**AIM OF THE TASK**
Exactly repeat the material, dropping every picture from the copy.

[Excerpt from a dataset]
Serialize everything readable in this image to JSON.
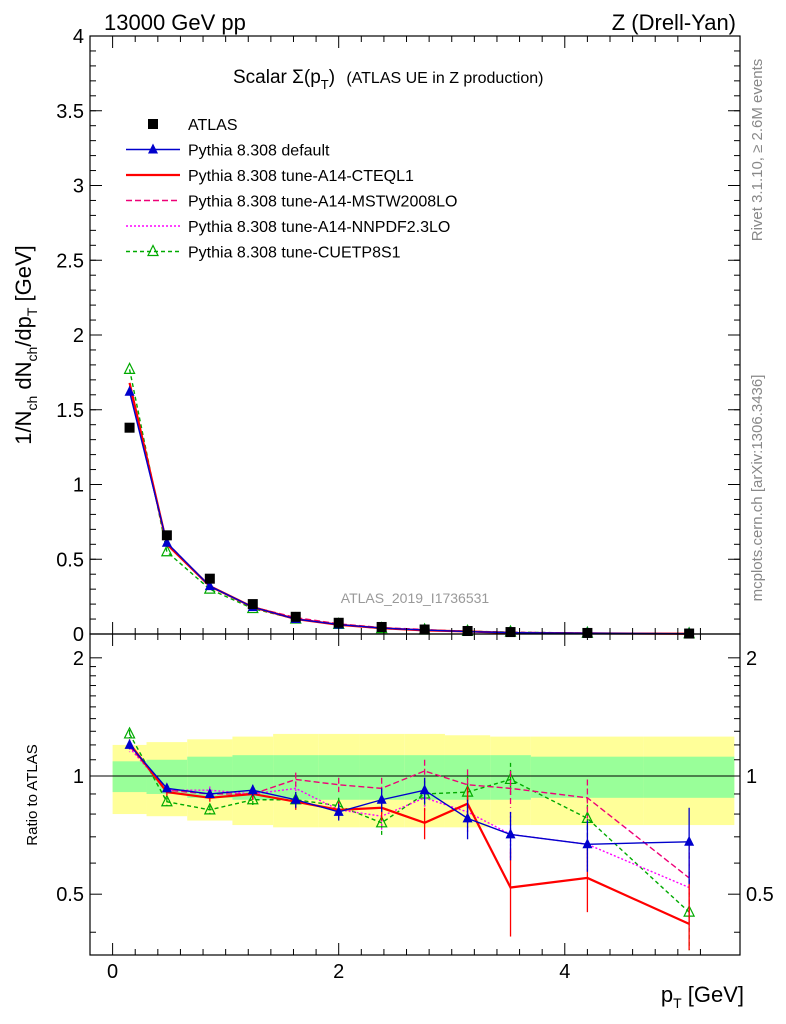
{
  "header": {
    "left": "13000 GeV pp",
    "right": "Z (Drell-Yan)"
  },
  "side_labels": {
    "rivet": "Rivet 3.1.10, ≥ 2.6M events",
    "mcplots": "mcplots.cern.ch [arXiv:1306.3436]"
  },
  "analysis_id": "ATLAS_2019_I1736531",
  "chart_data": [
    {
      "type": "scatter",
      "panel": "main",
      "title": "Scalar Σ(p_T) (ATLAS UE in Z production)",
      "title_parts": {
        "pre": "Scalar Σ(p",
        "sub": "T",
        "post": ")",
        "tail": "(ATLAS UE in Z production)"
      },
      "ylabel": "1/N_ch dN_ch/dp_T [GeV]",
      "ylabel_parts": {
        "a": "1/N",
        "a_sub": "ch",
        "b": " dN",
        "b_sub": "ch",
        "c": "/dp",
        "c_sub": "T",
        "d": " [GeV]"
      },
      "xlabel": "p_T [GeV]",
      "xlim": [
        -0.2,
        5.55
      ],
      "ylim": [
        0,
        4
      ],
      "yticks": [
        0,
        0.5,
        1,
        1.5,
        2,
        2.5,
        3,
        3.5,
        4
      ],
      "ytick_labels": [
        "0",
        "0.5",
        "1",
        "1.5",
        "2",
        "2.5",
        "3",
        "3.5",
        "4"
      ],
      "legend_position": "top-left",
      "x": [
        0.15,
        0.48,
        0.86,
        1.24,
        1.62,
        2.0,
        2.38,
        2.76,
        3.14,
        3.52,
        4.2,
        5.1
      ],
      "series": [
        {
          "name": "ATLAS",
          "color": "#000000",
          "marker": "square",
          "values": [
            1.38,
            0.66,
            0.37,
            0.2,
            0.115,
            0.075,
            0.047,
            0.03,
            0.02,
            0.013,
            0.007,
            0.003
          ]
        },
        {
          "name": "Pythia 8.308 default",
          "color": "#0000cc",
          "marker": "triangle",
          "dash": "",
          "values": [
            1.62,
            0.61,
            0.32,
            0.18,
            0.1,
            0.063,
            0.04,
            0.026,
            0.016,
            0.009,
            0.005,
            0.002
          ]
        },
        {
          "name": "Pythia 8.308 tune-A14-CTEQL1",
          "color": "#ff0000",
          "marker": "none",
          "dash": "",
          "values": [
            1.68,
            0.6,
            0.32,
            0.18,
            0.1,
            0.062,
            0.039,
            0.024,
            0.017,
            0.007,
            0.004,
            0.0015
          ]
        },
        {
          "name": "Pythia 8.308 tune-A14-MSTW2008LO",
          "color": "#ee0077",
          "marker": "none",
          "dash": "6,3",
          "values": [
            1.66,
            0.61,
            0.32,
            0.18,
            0.11,
            0.068,
            0.043,
            0.03,
            0.018,
            0.012,
            0.006,
            0.0018
          ]
        },
        {
          "name": "Pythia 8.308 tune-A14-NNPDF2.3LO",
          "color": "#ff00ff",
          "marker": "none",
          "dash": "2,2",
          "values": [
            1.64,
            0.6,
            0.32,
            0.18,
            0.105,
            0.062,
            0.04,
            0.026,
            0.016,
            0.009,
            0.005,
            0.0016
          ]
        },
        {
          "name": "Pythia 8.308 tune-CUETP8S1",
          "color": "#00aa00",
          "marker": "triangle-open",
          "dash": "4,3",
          "values": [
            1.77,
            0.55,
            0.3,
            0.17,
            0.1,
            0.064,
            0.036,
            0.027,
            0.018,
            0.013,
            0.0055,
            0.0013
          ]
        }
      ]
    },
    {
      "type": "line",
      "panel": "ratio",
      "ylabel": "Ratio to ATLAS",
      "xlim": [
        -0.2,
        5.55
      ],
      "ylim": [
        0.35,
        2.3
      ],
      "xticks": [
        0,
        2,
        4
      ],
      "xtick_labels": [
        "0",
        "2",
        "4"
      ],
      "yticks": [
        0.5,
        1,
        2
      ],
      "ytick_labels": [
        "0.5",
        "1",
        "2"
      ],
      "bin_edges": [
        0.0,
        0.3,
        0.66,
        1.06,
        1.42,
        1.82,
        2.18,
        2.58,
        2.94,
        3.34,
        3.7,
        4.7,
        5.5
      ],
      "bands": {
        "inner": {
          "color": "#99ff99",
          "lo": [
            0.91,
            0.9,
            0.88,
            0.87,
            0.87,
            0.87,
            0.87,
            0.87,
            0.87,
            0.87,
            0.88,
            0.88
          ],
          "hi": [
            1.09,
            1.1,
            1.12,
            1.13,
            1.13,
            1.13,
            1.13,
            1.13,
            1.13,
            1.13,
            1.12,
            1.12
          ]
        },
        "outer": {
          "color": "#ffff99",
          "lo": [
            0.8,
            0.79,
            0.77,
            0.75,
            0.74,
            0.74,
            0.74,
            0.74,
            0.74,
            0.75,
            0.75,
            0.75
          ],
          "hi": [
            1.2,
            1.22,
            1.24,
            1.26,
            1.28,
            1.28,
            1.28,
            1.28,
            1.27,
            1.26,
            1.26,
            1.26
          ]
        }
      },
      "x": [
        0.15,
        0.48,
        0.86,
        1.24,
        1.62,
        2.0,
        2.38,
        2.76,
        3.14,
        3.52,
        4.2,
        5.1
      ],
      "series": [
        {
          "name": "Pythia 8.308 default",
          "color": "#0000cc",
          "marker": "triangle",
          "dash": "",
          "values": [
            1.2,
            0.93,
            0.9,
            0.92,
            0.87,
            0.81,
            0.87,
            0.92,
            0.78,
            0.71,
            0.67,
            0.68
          ],
          "err": [
            0.03,
            0.02,
            0.02,
            0.03,
            0.04,
            0.04,
            0.06,
            0.07,
            0.09,
            0.1,
            0.1,
            0.15
          ]
        },
        {
          "name": "Pythia 8.308 tune-A14-CTEQL1",
          "color": "#ff0000",
          "marker": "none",
          "dash": "",
          "values": [
            1.21,
            0.91,
            0.88,
            0.9,
            0.86,
            0.82,
            0.83,
            0.76,
            0.85,
            0.52,
            0.55,
            0.42
          ],
          "err": [
            0.03,
            0.02,
            0.02,
            0.03,
            0.04,
            0.04,
            0.06,
            0.07,
            0.09,
            0.13,
            0.1,
            0.12
          ]
        },
        {
          "name": "Pythia 8.308 tune-A14-MSTW2008LO",
          "color": "#ee0077",
          "marker": "none",
          "dash": "6,3",
          "values": [
            1.19,
            0.92,
            0.9,
            0.9,
            0.98,
            0.95,
            0.93,
            1.03,
            0.95,
            0.93,
            0.88,
            0.55
          ],
          "err": [
            0.03,
            0.02,
            0.02,
            0.03,
            0.04,
            0.04,
            0.06,
            0.07,
            0.09,
            0.1,
            0.1,
            0.12
          ]
        },
        {
          "name": "Pythia 8.308 tune-A14-NNPDF2.3LO",
          "color": "#ff00ff",
          "marker": "none",
          "dash": "2,2",
          "values": [
            1.18,
            0.92,
            0.92,
            0.9,
            0.93,
            0.82,
            0.79,
            0.88,
            0.81,
            0.71,
            0.67,
            0.52
          ],
          "err": [
            0.03,
            0.02,
            0.02,
            0.03,
            0.04,
            0.04,
            0.06,
            0.07,
            0.09,
            0.1,
            0.1,
            0.12
          ]
        },
        {
          "name": "Pythia 8.308 tune-CUETP8S1",
          "color": "#00aa00",
          "marker": "triangle-open",
          "dash": "4,3",
          "values": [
            1.28,
            0.86,
            0.82,
            0.87,
            0.87,
            0.84,
            0.76,
            0.9,
            0.91,
            0.98,
            0.78,
            0.45
          ],
          "err": [
            0.03,
            0.02,
            0.02,
            0.03,
            0.04,
            0.04,
            0.06,
            0.07,
            0.09,
            0.1,
            0.1,
            0.12
          ]
        }
      ]
    }
  ]
}
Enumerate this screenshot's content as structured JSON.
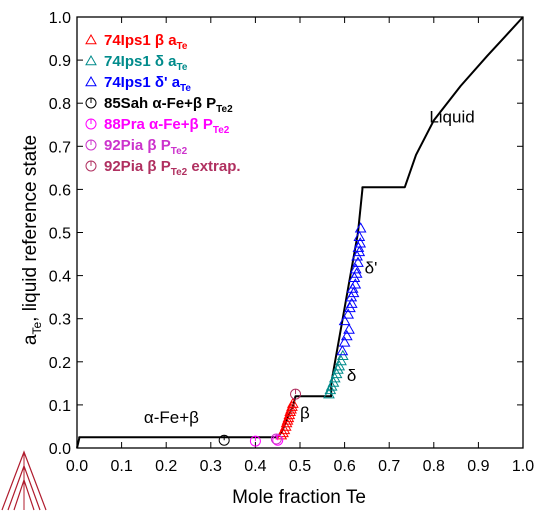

**WRITTEN SOLUTION**
Serialize everything readable in this image to JSON.
{
  "header": {
    "left": "13000 GeV pp",
    "right": "Z (Drell-Yan)"
  },
  "side_labels": {
    "rivet": "Rivet 3.1.10, ≥ 2.6M events",
    "mcplots": "mcplots.cern.ch [arXiv:1306.3436]"
  },
  "analysis_id": "ATLAS_2019_I1736531",
  "chart_data": [
    {
      "type": "scatter",
      "panel": "main",
      "title": "Scalar Σ(p_T) (ATLAS UE in Z production)",
      "title_parts": {
        "pre": "Scalar Σ(p",
        "sub": "T",
        "post": ")",
        "tail": "(ATLAS UE in Z production)"
      },
      "ylabel": "1/N_ch dN_ch/dp_T [GeV]",
      "ylabel_parts": {
        "a": "1/N",
        "a_sub": "ch",
        "b": " dN",
        "b_sub": "ch",
        "c": "/dp",
        "c_sub": "T",
        "d": " [GeV]"
      },
      "xlabel": "p_T [GeV]",
      "xlim": [
        -0.2,
        5.55
      ],
      "ylim": [
        0,
        4
      ],
      "yticks": [
        0,
        0.5,
        1,
        1.5,
        2,
        2.5,
        3,
        3.5,
        4
      ],
      "ytick_labels": [
        "0",
        "0.5",
        "1",
        "1.5",
        "2",
        "2.5",
        "3",
        "3.5",
        "4"
      ],
      "legend_position": "top-left",
      "x": [
        0.15,
        0.48,
        0.86,
        1.24,
        1.62,
        2.0,
        2.38,
        2.76,
        3.14,
        3.52,
        4.2,
        5.1
      ],
      "series": [
        {
          "name": "ATLAS",
          "color": "#000000",
          "marker": "square",
          "values": [
            1.38,
            0.66,
            0.37,
            0.2,
            0.115,
            0.075,
            0.047,
            0.03,
            0.02,
            0.013,
            0.007,
            0.003
          ]
        },
        {
          "name": "Pythia 8.308 default",
          "color": "#0000cc",
          "marker": "triangle",
          "dash": "",
          "values": [
            1.62,
            0.61,
            0.32,
            0.18,
            0.1,
            0.063,
            0.04,
            0.026,
            0.016,
            0.009,
            0.005,
            0.002
          ]
        },
        {
          "name": "Pythia 8.308 tune-A14-CTEQL1",
          "color": "#ff0000",
          "marker": "none",
          "dash": "",
          "values": [
            1.68,
            0.6,
            0.32,
            0.18,
            0.1,
            0.062,
            0.039,
            0.024,
            0.017,
            0.007,
            0.004,
            0.0015
          ]
        },
        {
          "name": "Pythia 8.308 tune-A14-MSTW2008LO",
          "color": "#ee0077",
          "marker": "none",
          "dash": "6,3",
          "values": [
            1.66,
            0.61,
            0.32,
            0.18,
            0.11,
            0.068,
            0.043,
            0.03,
            0.018,
            0.012,
            0.006,
            0.0018
          ]
        },
        {
          "name": "Pythia 8.308 tune-A14-NNPDF2.3LO",
          "color": "#ff00ff",
          "marker": "none",
          "dash": "2,2",
          "values": [
            1.64,
            0.6,
            0.32,
            0.18,
            0.105,
            0.062,
            0.04,
            0.026,
            0.016,
            0.009,
            0.005,
            0.0016
          ]
        },
        {
          "name": "Pythia 8.308 tune-CUETP8S1",
          "color": "#00aa00",
          "marker": "triangle-open",
          "dash": "4,3",
          "values": [
            1.77,
            0.55,
            0.3,
            0.17,
            0.1,
            0.064,
            0.036,
            0.027,
            0.018,
            0.013,
            0.0055,
            0.0013
          ]
        }
      ]
    },
    {
      "type": "line",
      "panel": "ratio",
      "ylabel": "Ratio to ATLAS",
      "xlim": [
        -0.2,
        5.55
      ],
      "ylim": [
        0.35,
        2.3
      ],
      "xticks": [
        0,
        2,
        4
      ],
      "xtick_labels": [
        "0",
        "2",
        "4"
      ],
      "yticks": [
        0.5,
        1,
        2
      ],
      "ytick_labels": [
        "0.5",
        "1",
        "2"
      ],
      "bin_edges": [
        0.0,
        0.3,
        0.66,
        1.06,
        1.42,
        1.82,
        2.18,
        2.58,
        2.94,
        3.34,
        3.7,
        4.7,
        5.5
      ],
      "bands": {
        "inner": {
          "color": "#99ff99",
          "lo": [
            0.91,
            0.9,
            0.88,
            0.87,
            0.87,
            0.87,
            0.87,
            0.87,
            0.87,
            0.87,
            0.88,
            0.88
          ],
          "hi": [
            1.09,
            1.1,
            1.12,
            1.13,
            1.13,
            1.13,
            1.13,
            1.13,
            1.13,
            1.13,
            1.12,
            1.12
          ]
        },
        "outer": {
          "color": "#ffff99",
          "lo": [
            0.8,
            0.79,
            0.77,
            0.75,
            0.74,
            0.74,
            0.74,
            0.74,
            0.74,
            0.75,
            0.75,
            0.75
          ],
          "hi": [
            1.2,
            1.22,
            1.24,
            1.26,
            1.28,
            1.28,
            1.28,
            1.28,
            1.27,
            1.26,
            1.26,
            1.26
          ]
        }
      },
      "x": [
        0.15,
        0.48,
        0.86,
        1.24,
        1.62,
        2.0,
        2.38,
        2.76,
        3.14,
        3.52,
        4.2,
        5.1
      ],
      "series": [
        {
          "name": "Pythia 8.308 default",
          "color": "#0000cc",
          "marker": "triangle",
          "dash": "",
          "values": [
            1.2,
            0.93,
            0.9,
            0.92,
            0.87,
            0.81,
            0.87,
            0.92,
            0.78,
            0.71,
            0.67,
            0.68
          ],
          "err": [
            0.03,
            0.02,
            0.02,
            0.03,
            0.04,
            0.04,
            0.06,
            0.07,
            0.09,
            0.1,
            0.1,
            0.15
          ]
        },
        {
          "name": "Pythia 8.308 tune-A14-CTEQL1",
          "color": "#ff0000",
          "marker": "none",
          "dash": "",
          "values": [
            1.21,
            0.91,
            0.88,
            0.9,
            0.86,
            0.82,
            0.83,
            0.76,
            0.85,
            0.52,
            0.55,
            0.42
          ],
          "err": [
            0.03,
            0.02,
            0.02,
            0.03,
            0.04,
            0.04,
            0.06,
            0.07,
            0.09,
            0.13,
            0.1,
            0.12
          ]
        },
        {
          "name": "Pythia 8.308 tune-A14-MSTW2008LO",
          "color": "#ee0077",
          "marker": "none",
          "dash": "6,3",
          "values": [
            1.19,
            0.92,
            0.9,
            0.9,
            0.98,
            0.95,
            0.93,
            1.03,
            0.95,
            0.93,
            0.88,
            0.55
          ],
          "err": [
            0.03,
            0.02,
            0.02,
            0.03,
            0.04,
            0.04,
            0.06,
            0.07,
            0.09,
            0.1,
            0.1,
            0.12
          ]
        },
        {
          "name": "Pythia 8.308 tune-A14-NNPDF2.3LO",
          "color": "#ff00ff",
          "marker": "none",
          "dash": "2,2",
          "values": [
            1.18,
            0.92,
            0.92,
            0.9,
            0.93,
            0.82,
            0.79,
            0.88,
            0.81,
            0.71,
            0.67,
            0.52
          ],
          "err": [
            0.03,
            0.02,
            0.02,
            0.03,
            0.04,
            0.04,
            0.06,
            0.07,
            0.09,
            0.1,
            0.1,
            0.12
          ]
        },
        {
          "name": "Pythia 8.308 tune-CUETP8S1",
          "color": "#00aa00",
          "marker": "triangle-open",
          "dash": "4,3",
          "values": [
            1.28,
            0.86,
            0.82,
            0.87,
            0.87,
            0.84,
            0.76,
            0.9,
            0.91,
            0.98,
            0.78,
            0.45
          ],
          "err": [
            0.03,
            0.02,
            0.02,
            0.03,
            0.04,
            0.04,
            0.06,
            0.07,
            0.09,
            0.1,
            0.1,
            0.12
          ]
        }
      ]
    }
  ]
}
Enumerate this screenshot's content as structured JSON.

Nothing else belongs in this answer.